### [Supplied information]

———

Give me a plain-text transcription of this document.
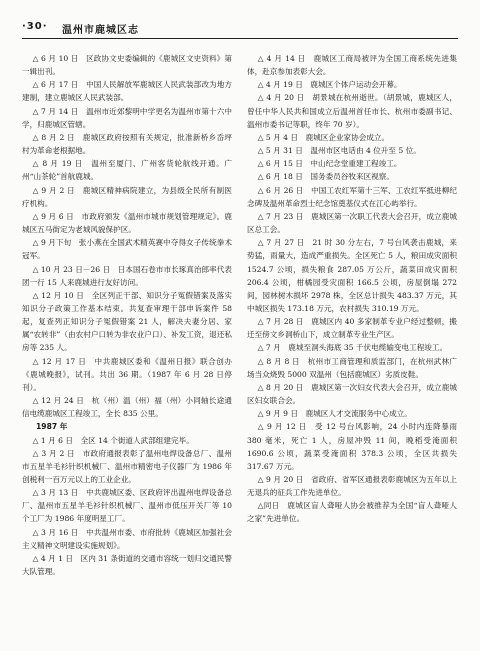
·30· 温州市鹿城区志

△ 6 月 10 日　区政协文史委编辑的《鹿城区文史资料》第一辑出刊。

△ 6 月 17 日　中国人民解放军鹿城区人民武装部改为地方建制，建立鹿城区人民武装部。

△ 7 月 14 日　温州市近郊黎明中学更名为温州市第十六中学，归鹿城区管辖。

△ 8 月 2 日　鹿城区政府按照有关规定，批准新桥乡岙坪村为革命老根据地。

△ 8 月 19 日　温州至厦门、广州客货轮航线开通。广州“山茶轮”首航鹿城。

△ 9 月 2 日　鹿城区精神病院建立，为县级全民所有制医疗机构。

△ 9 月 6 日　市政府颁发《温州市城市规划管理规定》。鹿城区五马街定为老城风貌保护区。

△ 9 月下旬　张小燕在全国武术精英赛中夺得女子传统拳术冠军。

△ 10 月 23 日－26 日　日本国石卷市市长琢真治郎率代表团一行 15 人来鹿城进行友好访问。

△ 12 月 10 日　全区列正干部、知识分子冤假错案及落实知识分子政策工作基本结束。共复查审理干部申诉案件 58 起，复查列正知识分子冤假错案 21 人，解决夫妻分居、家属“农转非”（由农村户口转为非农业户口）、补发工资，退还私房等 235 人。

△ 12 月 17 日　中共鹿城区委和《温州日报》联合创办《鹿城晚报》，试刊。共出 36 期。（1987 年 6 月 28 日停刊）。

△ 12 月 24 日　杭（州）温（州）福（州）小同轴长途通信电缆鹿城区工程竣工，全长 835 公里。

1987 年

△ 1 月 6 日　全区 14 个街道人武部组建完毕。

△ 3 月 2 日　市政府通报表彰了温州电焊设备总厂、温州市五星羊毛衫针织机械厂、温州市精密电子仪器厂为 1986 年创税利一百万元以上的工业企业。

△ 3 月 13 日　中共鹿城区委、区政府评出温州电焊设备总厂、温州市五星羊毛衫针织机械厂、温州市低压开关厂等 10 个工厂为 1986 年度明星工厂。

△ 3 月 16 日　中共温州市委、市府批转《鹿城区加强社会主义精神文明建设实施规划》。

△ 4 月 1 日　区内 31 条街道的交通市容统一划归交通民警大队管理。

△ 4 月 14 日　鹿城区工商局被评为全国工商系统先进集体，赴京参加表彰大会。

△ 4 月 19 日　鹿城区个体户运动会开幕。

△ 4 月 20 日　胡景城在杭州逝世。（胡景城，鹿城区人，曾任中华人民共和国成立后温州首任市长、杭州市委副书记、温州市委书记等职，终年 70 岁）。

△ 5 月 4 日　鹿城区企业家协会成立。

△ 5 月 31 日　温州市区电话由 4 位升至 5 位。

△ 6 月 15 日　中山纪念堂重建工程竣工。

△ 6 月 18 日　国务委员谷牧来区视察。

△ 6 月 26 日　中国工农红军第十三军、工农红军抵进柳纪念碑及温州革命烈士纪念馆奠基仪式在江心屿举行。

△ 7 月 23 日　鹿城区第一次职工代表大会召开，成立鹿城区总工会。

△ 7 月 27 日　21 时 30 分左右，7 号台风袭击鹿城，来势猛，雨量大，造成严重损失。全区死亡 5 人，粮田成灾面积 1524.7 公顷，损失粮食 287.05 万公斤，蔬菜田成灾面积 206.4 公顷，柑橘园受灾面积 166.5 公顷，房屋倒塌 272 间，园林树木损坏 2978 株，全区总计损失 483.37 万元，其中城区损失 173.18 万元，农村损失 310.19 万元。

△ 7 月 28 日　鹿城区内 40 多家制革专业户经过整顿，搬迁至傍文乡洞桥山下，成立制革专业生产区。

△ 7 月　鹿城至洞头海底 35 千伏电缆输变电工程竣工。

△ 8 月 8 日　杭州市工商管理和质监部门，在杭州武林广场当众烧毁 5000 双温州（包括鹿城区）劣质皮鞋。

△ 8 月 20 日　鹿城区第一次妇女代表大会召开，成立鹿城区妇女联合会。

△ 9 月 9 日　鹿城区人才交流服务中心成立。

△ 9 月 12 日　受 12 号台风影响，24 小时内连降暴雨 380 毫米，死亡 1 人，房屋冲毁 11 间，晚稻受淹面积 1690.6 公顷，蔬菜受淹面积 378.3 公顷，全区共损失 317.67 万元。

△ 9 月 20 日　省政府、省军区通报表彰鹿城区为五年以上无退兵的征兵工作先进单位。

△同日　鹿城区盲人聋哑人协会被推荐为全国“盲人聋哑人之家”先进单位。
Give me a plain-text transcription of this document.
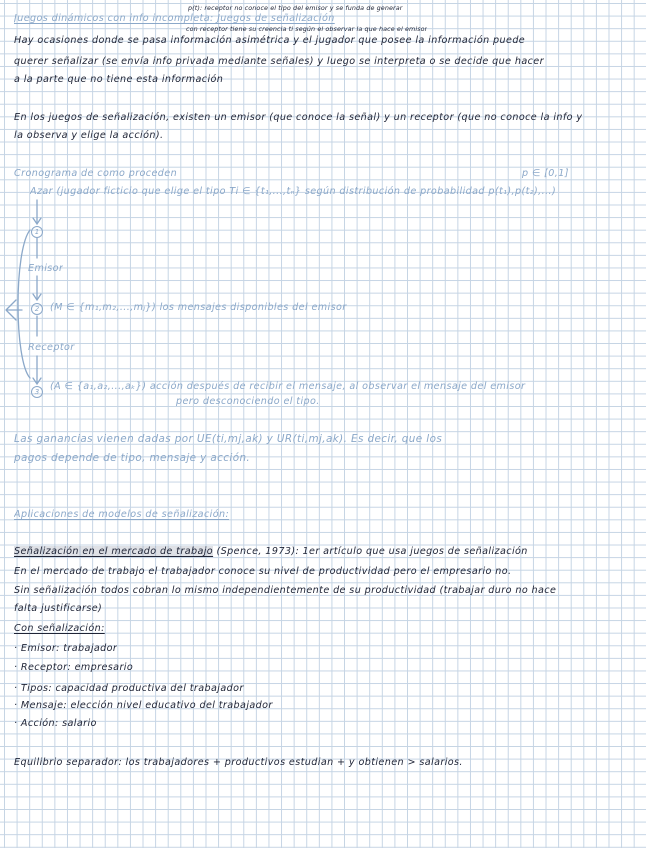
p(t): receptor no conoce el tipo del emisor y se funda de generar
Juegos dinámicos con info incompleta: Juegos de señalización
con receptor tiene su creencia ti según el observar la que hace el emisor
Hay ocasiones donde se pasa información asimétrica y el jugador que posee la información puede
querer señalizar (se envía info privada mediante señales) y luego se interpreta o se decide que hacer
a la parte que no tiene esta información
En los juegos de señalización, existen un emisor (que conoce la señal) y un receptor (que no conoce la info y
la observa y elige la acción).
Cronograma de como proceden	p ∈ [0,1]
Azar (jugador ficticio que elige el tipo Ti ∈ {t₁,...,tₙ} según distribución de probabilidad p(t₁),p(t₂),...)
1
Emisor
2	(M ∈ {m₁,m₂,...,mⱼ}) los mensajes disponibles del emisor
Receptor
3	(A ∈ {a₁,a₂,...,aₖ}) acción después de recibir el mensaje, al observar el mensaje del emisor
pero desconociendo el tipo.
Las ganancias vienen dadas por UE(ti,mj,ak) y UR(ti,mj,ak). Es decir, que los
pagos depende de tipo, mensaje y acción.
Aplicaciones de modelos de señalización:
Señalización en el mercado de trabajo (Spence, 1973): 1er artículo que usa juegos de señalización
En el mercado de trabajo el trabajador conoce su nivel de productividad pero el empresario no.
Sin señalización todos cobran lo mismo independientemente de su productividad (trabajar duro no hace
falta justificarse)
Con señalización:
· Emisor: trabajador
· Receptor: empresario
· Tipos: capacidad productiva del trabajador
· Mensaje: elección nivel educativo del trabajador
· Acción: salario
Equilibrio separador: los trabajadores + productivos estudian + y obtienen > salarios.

———

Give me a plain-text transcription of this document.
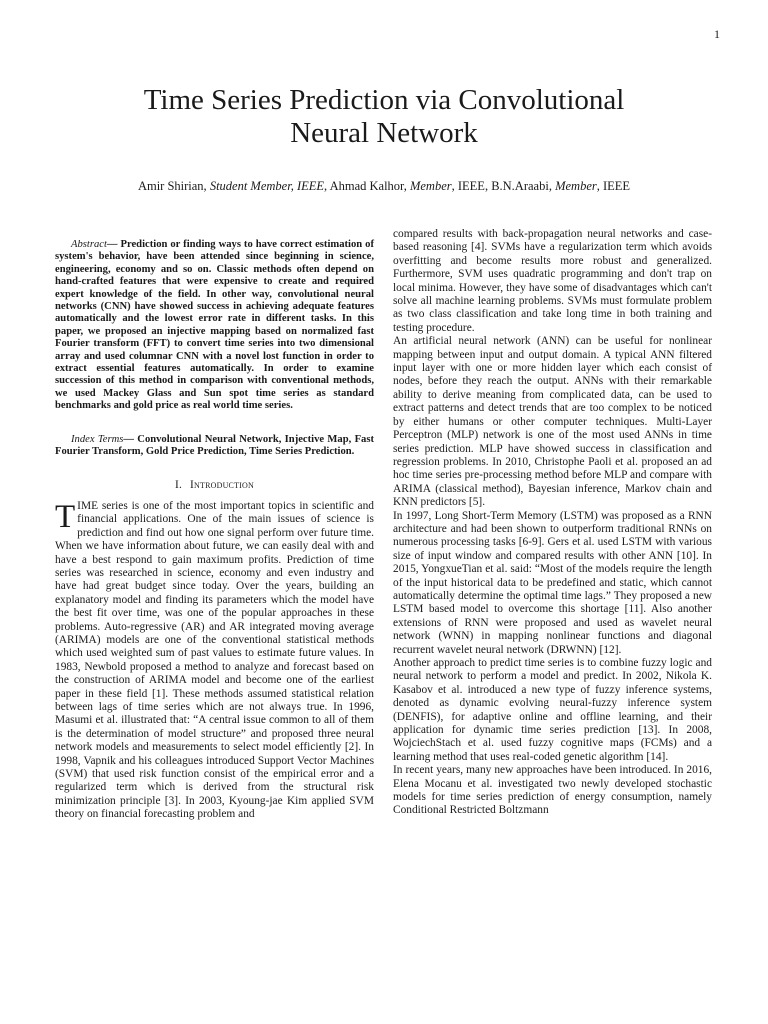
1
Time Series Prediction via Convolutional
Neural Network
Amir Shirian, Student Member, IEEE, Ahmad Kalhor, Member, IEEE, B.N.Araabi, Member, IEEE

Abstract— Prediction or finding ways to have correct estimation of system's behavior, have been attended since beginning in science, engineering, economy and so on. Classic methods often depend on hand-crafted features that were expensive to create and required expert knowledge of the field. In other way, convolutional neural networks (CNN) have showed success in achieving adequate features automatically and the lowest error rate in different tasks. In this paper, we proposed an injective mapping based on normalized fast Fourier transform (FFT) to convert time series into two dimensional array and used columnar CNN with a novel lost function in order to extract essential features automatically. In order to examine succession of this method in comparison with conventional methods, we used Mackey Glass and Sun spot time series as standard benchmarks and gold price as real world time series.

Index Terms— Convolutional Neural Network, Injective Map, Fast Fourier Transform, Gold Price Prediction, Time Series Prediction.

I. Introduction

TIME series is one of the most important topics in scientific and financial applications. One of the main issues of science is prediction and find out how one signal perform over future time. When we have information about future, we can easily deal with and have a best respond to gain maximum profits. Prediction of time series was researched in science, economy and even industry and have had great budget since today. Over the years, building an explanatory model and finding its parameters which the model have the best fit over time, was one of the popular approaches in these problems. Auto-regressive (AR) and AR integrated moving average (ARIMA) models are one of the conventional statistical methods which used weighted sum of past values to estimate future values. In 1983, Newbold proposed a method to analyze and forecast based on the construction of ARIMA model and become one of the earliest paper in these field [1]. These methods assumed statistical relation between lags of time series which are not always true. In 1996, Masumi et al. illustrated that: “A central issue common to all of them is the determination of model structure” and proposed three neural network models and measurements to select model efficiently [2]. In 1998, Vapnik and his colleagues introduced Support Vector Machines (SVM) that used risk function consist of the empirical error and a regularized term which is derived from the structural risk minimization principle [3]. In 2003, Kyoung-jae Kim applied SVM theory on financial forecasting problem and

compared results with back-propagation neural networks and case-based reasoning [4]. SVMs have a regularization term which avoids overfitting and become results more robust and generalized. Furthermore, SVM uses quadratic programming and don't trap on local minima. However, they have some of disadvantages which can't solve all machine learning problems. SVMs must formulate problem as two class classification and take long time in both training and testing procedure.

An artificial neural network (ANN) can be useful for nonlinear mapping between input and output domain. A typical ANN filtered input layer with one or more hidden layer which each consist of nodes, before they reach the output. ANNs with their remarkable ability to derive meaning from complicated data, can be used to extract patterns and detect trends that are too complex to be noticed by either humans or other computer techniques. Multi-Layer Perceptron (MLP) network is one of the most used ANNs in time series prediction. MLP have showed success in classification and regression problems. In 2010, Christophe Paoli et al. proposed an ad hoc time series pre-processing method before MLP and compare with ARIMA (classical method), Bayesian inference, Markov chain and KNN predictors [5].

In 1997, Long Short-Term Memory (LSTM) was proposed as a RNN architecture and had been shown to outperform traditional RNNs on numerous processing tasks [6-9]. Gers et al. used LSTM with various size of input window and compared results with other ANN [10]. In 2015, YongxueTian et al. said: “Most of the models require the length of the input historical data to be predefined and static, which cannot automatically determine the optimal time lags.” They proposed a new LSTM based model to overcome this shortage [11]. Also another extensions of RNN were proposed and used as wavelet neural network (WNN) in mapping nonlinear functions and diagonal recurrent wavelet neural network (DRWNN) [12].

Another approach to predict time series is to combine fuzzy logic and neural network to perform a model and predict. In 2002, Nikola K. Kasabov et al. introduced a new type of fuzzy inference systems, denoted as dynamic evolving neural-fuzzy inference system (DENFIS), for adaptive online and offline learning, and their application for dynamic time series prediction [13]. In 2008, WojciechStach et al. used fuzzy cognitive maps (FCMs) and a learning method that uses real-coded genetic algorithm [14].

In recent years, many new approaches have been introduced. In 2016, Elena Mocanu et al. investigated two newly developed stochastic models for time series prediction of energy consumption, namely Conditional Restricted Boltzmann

———

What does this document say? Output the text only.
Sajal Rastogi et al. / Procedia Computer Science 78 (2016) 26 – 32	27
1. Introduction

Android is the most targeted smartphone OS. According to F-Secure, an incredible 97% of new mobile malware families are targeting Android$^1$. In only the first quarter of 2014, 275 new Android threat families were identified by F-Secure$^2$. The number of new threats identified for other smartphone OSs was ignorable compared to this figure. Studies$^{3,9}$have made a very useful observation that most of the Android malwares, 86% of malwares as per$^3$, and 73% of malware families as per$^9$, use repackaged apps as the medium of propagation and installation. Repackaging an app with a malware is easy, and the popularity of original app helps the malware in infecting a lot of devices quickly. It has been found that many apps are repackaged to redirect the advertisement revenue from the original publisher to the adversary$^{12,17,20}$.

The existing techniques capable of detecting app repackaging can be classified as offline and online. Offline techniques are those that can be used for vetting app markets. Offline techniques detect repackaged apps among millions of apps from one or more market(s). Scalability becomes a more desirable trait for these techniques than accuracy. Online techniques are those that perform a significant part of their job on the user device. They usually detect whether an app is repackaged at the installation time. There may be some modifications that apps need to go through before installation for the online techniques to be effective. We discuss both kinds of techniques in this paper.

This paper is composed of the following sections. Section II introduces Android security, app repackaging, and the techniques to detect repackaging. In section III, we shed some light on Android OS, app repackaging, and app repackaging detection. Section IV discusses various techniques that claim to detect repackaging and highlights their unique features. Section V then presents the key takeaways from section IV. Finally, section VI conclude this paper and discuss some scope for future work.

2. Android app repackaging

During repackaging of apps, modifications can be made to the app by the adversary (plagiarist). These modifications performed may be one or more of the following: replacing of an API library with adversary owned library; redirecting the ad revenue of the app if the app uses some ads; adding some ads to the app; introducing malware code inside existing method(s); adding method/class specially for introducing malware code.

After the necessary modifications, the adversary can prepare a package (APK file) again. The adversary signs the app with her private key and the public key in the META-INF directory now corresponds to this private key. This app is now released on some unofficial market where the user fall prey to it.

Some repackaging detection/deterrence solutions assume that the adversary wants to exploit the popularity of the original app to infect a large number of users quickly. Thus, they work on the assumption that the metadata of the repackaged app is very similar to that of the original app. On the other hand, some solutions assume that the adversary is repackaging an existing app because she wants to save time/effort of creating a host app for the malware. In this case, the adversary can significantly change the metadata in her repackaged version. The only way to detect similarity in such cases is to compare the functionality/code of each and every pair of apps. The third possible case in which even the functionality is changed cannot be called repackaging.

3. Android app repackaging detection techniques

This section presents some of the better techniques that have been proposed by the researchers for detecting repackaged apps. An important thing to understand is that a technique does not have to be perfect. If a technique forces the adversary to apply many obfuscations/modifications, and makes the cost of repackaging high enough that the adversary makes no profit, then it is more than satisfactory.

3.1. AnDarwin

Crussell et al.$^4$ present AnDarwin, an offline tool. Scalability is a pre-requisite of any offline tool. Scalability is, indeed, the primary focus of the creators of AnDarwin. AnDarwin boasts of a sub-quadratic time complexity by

———

### [Exercise goal]
Copy out every line that includes the word "classification".

### [Task answer]
compared results with back-propagation neural networks and case-based reasoning [4]. SVMs have a regularization term which avoids overfitting and become results more robust and generalized. Furthermore, SVM uses quadratic programming and don't trap on local minima. However, they have some of disadvantages which can't solve all machine learning problems. SVMs must formulate problem as two class classification and take long time in both training and testing procedure.
An artificial neural network (ANN) can be useful for nonlinear mapping between input and output domain. A typical ANN filtered input layer with one or more hidden layer which each consist of nodes, before they reach the output. ANNs with their remarkable ability to derive meaning from complicated data, can be used to extract patterns and detect trends that are too complex to be noticed by either humans or other computer techniques. Multi-Layer Perceptron (MLP) network is one of the most used ANNs in time series prediction. MLP have showed success in classification and regression problems. In 2010, Christophe Paoli et al. proposed an ad hoc time series pre-processing method before MLP and compare with ARIMA (classical method), Bayesian inference, Markov chain and KNN predictors [5].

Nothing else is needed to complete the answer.